**RECORDS TO USE**.
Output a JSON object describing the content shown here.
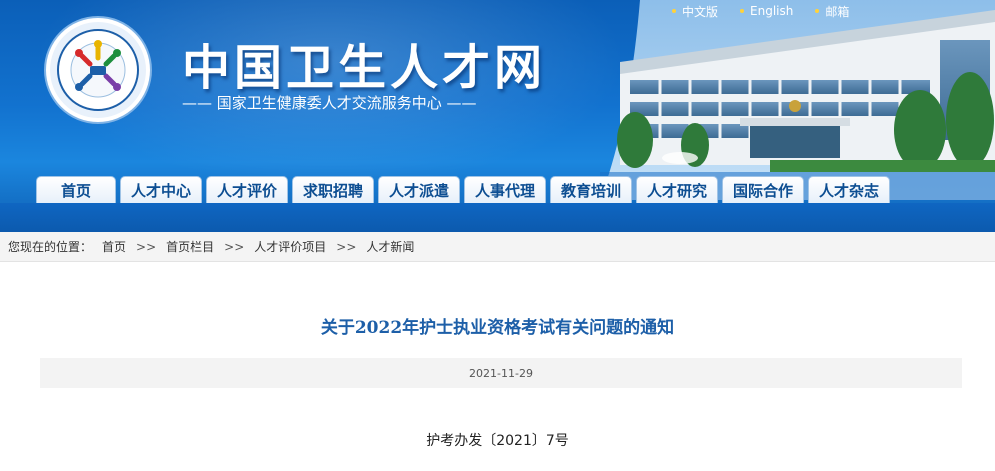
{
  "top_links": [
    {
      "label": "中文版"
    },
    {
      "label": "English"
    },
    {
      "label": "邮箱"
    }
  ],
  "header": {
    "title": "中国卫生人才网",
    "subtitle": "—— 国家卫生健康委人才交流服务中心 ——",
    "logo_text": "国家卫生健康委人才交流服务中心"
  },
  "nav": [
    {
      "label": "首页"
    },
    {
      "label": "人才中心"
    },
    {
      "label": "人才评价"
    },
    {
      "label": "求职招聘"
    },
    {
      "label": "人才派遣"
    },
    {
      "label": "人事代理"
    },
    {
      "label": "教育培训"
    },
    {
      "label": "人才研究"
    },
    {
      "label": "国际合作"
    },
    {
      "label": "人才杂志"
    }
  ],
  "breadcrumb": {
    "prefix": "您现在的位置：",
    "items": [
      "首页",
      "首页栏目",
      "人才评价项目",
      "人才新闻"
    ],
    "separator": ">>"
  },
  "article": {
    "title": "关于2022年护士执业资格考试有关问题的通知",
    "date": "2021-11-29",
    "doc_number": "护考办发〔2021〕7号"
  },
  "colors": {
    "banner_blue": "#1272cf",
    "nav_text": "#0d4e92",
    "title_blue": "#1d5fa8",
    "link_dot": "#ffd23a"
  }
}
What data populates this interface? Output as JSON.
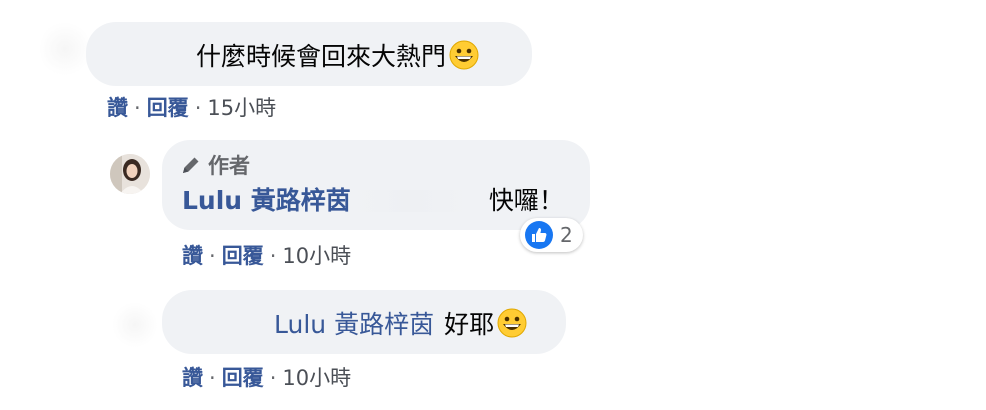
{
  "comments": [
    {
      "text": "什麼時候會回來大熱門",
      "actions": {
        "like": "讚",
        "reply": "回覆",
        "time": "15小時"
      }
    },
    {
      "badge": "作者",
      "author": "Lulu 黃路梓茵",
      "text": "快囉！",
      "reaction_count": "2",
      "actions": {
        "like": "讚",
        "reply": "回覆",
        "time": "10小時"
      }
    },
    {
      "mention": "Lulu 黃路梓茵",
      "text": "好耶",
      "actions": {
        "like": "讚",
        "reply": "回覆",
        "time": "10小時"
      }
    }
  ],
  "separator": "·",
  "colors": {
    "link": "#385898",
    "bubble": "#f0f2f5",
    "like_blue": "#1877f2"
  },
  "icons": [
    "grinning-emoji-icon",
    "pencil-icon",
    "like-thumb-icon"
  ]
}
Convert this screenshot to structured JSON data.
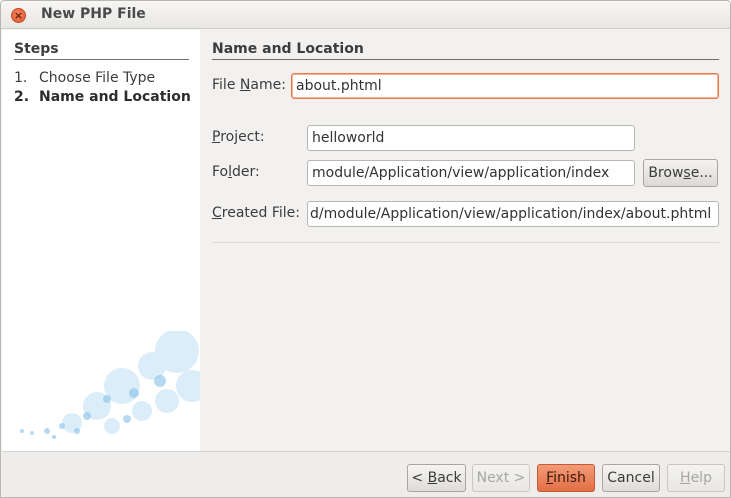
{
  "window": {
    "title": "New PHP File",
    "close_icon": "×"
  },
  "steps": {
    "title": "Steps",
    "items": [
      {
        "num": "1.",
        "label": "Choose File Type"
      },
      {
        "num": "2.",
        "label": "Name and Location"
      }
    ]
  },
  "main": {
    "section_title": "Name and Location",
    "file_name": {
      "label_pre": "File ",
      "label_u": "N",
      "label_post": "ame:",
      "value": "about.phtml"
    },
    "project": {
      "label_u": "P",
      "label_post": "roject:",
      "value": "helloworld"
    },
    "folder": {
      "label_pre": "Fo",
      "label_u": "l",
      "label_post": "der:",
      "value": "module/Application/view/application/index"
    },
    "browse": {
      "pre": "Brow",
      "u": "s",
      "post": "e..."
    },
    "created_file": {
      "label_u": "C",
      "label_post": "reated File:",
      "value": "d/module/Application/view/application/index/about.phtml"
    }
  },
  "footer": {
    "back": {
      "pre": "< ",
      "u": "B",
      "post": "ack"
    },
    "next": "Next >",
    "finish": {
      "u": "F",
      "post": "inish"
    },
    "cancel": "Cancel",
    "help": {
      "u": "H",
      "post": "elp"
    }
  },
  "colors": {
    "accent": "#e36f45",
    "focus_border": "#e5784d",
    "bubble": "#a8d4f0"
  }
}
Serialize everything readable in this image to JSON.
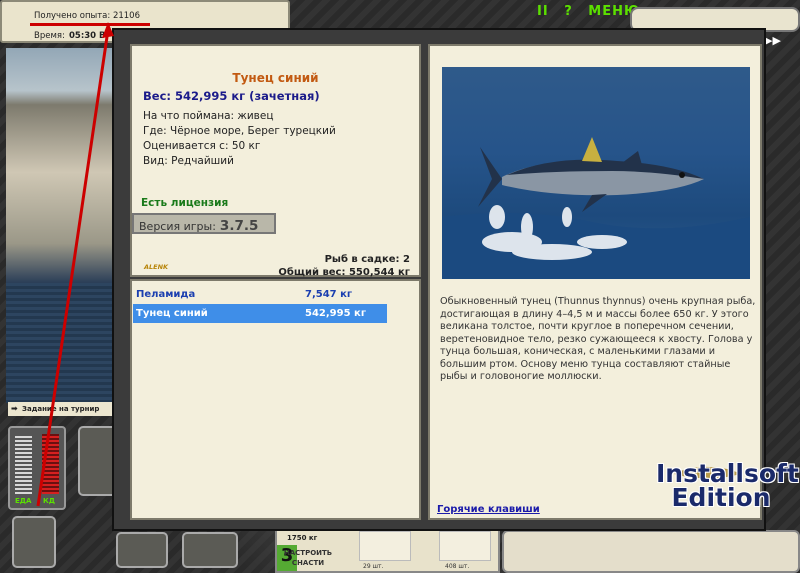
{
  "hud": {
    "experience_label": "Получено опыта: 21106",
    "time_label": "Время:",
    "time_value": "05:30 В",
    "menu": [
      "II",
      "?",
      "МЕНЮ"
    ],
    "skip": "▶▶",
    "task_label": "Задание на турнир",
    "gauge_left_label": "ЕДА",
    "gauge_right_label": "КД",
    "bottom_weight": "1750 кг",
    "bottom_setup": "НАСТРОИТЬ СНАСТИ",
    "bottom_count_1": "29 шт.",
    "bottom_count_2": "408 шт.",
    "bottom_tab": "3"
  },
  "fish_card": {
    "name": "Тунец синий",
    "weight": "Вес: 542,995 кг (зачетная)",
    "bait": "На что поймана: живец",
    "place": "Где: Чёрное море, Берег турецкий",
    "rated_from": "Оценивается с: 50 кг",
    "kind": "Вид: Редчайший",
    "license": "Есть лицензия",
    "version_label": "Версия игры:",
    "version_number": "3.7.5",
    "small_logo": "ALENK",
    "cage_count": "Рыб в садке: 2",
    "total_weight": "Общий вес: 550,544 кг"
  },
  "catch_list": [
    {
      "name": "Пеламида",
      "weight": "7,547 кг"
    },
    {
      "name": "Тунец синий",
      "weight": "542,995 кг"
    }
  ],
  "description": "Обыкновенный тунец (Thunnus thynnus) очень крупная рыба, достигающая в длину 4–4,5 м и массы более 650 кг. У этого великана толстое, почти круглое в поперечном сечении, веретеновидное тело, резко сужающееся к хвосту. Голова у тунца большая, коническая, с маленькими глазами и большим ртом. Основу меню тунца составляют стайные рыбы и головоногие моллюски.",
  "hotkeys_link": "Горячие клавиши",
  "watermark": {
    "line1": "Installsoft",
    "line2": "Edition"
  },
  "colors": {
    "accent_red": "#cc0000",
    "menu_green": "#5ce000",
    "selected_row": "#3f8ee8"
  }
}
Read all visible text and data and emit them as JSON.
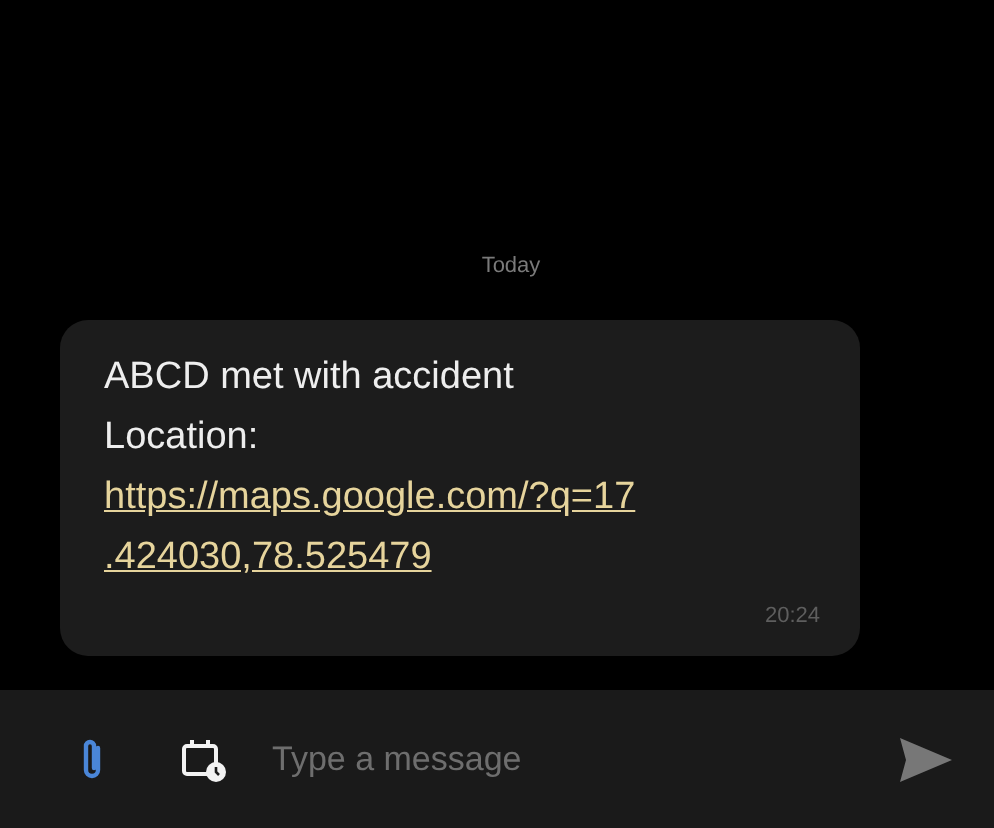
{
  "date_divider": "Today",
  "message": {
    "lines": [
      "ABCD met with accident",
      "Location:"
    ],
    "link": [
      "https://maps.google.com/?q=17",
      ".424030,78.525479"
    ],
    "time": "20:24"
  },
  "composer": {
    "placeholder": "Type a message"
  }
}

**WRITTEN EXERCISE**.
Omitting all images, print the listing exactly.

**OUTPUT FOR THIS EXERCISE**.
Output a JSON object describing the content shown here.
{
  "top_links": [
    {
      "label": "中文版"
    },
    {
      "label": "English"
    },
    {
      "label": "邮箱"
    }
  ],
  "header": {
    "title": "中国卫生人才网",
    "subtitle": "—— 国家卫生健康委人才交流服务中心 ——",
    "logo_text": "国家卫生健康委人才交流服务中心"
  },
  "nav": [
    {
      "label": "首页"
    },
    {
      "label": "人才中心"
    },
    {
      "label": "人才评价"
    },
    {
      "label": "求职招聘"
    },
    {
      "label": "人才派遣"
    },
    {
      "label": "人事代理"
    },
    {
      "label": "教育培训"
    },
    {
      "label": "人才研究"
    },
    {
      "label": "国际合作"
    },
    {
      "label": "人才杂志"
    }
  ],
  "breadcrumb": {
    "prefix": "您现在的位置：",
    "items": [
      "首页",
      "首页栏目",
      "人才评价项目",
      "人才新闻"
    ],
    "separator": ">>"
  },
  "article": {
    "title": "关于2022年护士执业资格考试有关问题的通知",
    "date": "2021-11-29",
    "doc_number": "护考办发〔2021〕7号"
  },
  "colors": {
    "banner_blue": "#1272cf",
    "nav_text": "#0d4e92",
    "title_blue": "#1d5fa8",
    "link_dot": "#ffd23a"
  }
}
What data populates this interface? Output as JSON.
{
  "comments": [
    {
      "text": "什麼時候會回來大熱門",
      "actions": {
        "like": "讚",
        "reply": "回覆",
        "time": "15小時"
      }
    },
    {
      "badge": "作者",
      "author": "Lulu 黃路梓茵",
      "text": "快囉！",
      "reaction_count": "2",
      "actions": {
        "like": "讚",
        "reply": "回覆",
        "time": "10小時"
      }
    },
    {
      "mention": "Lulu 黃路梓茵",
      "text": "好耶",
      "actions": {
        "like": "讚",
        "reply": "回覆",
        "time": "10小時"
      }
    }
  ],
  "separator": "·",
  "colors": {
    "link": "#385898",
    "bubble": "#f0f2f5",
    "like_blue": "#1877f2"
  },
  "icons": [
    "grinning-emoji-icon",
    "pencil-icon",
    "like-thumb-icon"
  ]
}
Convert this screenshot to structured JSON data.
{
  "window": {
    "title": "New PHP File",
    "close_icon": "×"
  },
  "steps": {
    "title": "Steps",
    "items": [
      {
        "num": "1.",
        "label": "Choose File Type"
      },
      {
        "num": "2.",
        "label": "Name and Location"
      }
    ]
  },
  "main": {
    "section_title": "Name and Location",
    "file_name": {
      "label_pre": "File ",
      "label_u": "N",
      "label_post": "ame:",
      "value": "about.phtml"
    },
    "project": {
      "label_u": "P",
      "label_post": "roject:",
      "value": "helloworld"
    },
    "folder": {
      "label_pre": "Fo",
      "label_u": "l",
      "label_post": "der:",
      "value": "module/Application/view/application/index"
    },
    "browse": {
      "pre": "Brow",
      "u": "s",
      "post": "e..."
    },
    "created_file": {
      "label_u": "C",
      "label_post": "reated File:",
      "value": "d/module/Application/view/application/index/about.phtml"
    }
  },
  "footer": {
    "back": {
      "pre": "< ",
      "u": "B",
      "post": "ack"
    },
    "next": "Next >",
    "finish": {
      "u": "F",
      "post": "inish"
    },
    "cancel": "Cancel",
    "help": {
      "u": "H",
      "post": "elp"
    }
  },
  "colors": {
    "accent": "#e36f45",
    "focus_border": "#e5784d",
    "bubble": "#a8d4f0"
  }
}
Serialize everything readable in this image to JSON.
{
  "hud": {
    "experience_label": "Получено опыта: 21106",
    "time_label": "Время:",
    "time_value": "05:30 В",
    "menu": [
      "II",
      "?",
      "МЕНЮ"
    ],
    "skip": "▶▶",
    "task_label": "Задание на турнир",
    "gauge_left_label": "ЕДА",
    "gauge_right_label": "КД",
    "bottom_weight": "1750 кг",
    "bottom_setup": "НАСТРОИТЬ СНАСТИ",
    "bottom_count_1": "29 шт.",
    "bottom_count_2": "408 шт.",
    "bottom_tab": "3"
  },
  "fish_card": {
    "name": "Тунец синий",
    "weight": "Вес: 542,995 кг (зачетная)",
    "bait": "На что поймана: живец",
    "place": "Где: Чёрное море, Берег турецкий",
    "rated_from": "Оценивается с: 50 кг",
    "kind": "Вид: Редчайший",
    "license": "Есть лицензия",
    "version_label": "Версия игры:",
    "version_number": "3.7.5",
    "small_logo": "ALENK",
    "cage_count": "Рыб в садке: 2",
    "total_weight": "Общий вес: 550,544 кг"
  },
  "catch_list": [
    {
      "name": "Пеламида",
      "weight": "7,547 кг"
    },
    {
      "name": "Тунец синий",
      "weight": "542,995 кг"
    }
  ],
  "description": "Обыкновенный тунец (Thunnus thynnus) очень крупная рыба, достигающая в длину 4–4,5 м и массы более 650 кг. У этого великана толстое, почти круглое в поперечном сечении, веретеновидное тело, резко сужающееся к хвосту. Голова у тунца большая, коническая, с маленькими глазами и большим ртом. Основу меню тунца составляют стайные рыбы и головоногие моллюски.",
  "hotkeys_link": "Горячие клавиши",
  "watermark": {
    "line1": "Installsoft",
    "line2": "Edition"
  },
  "colors": {
    "accent_red": "#cc0000",
    "menu_green": "#5ce000",
    "selected_row": "#3f8ee8"
  }
}
Read all visible text and data and emit them as JSON.
{
  "date_divider": "Today",
  "message": {
    "lines": [
      "ABCD met with accident",
      "Location:"
    ],
    "link": [
      "https://maps.google.com/?q=17",
      ".424030,78.525479"
    ],
    "time": "20:24"
  },
  "composer": {
    "placeholder": "Type a message"
  }
}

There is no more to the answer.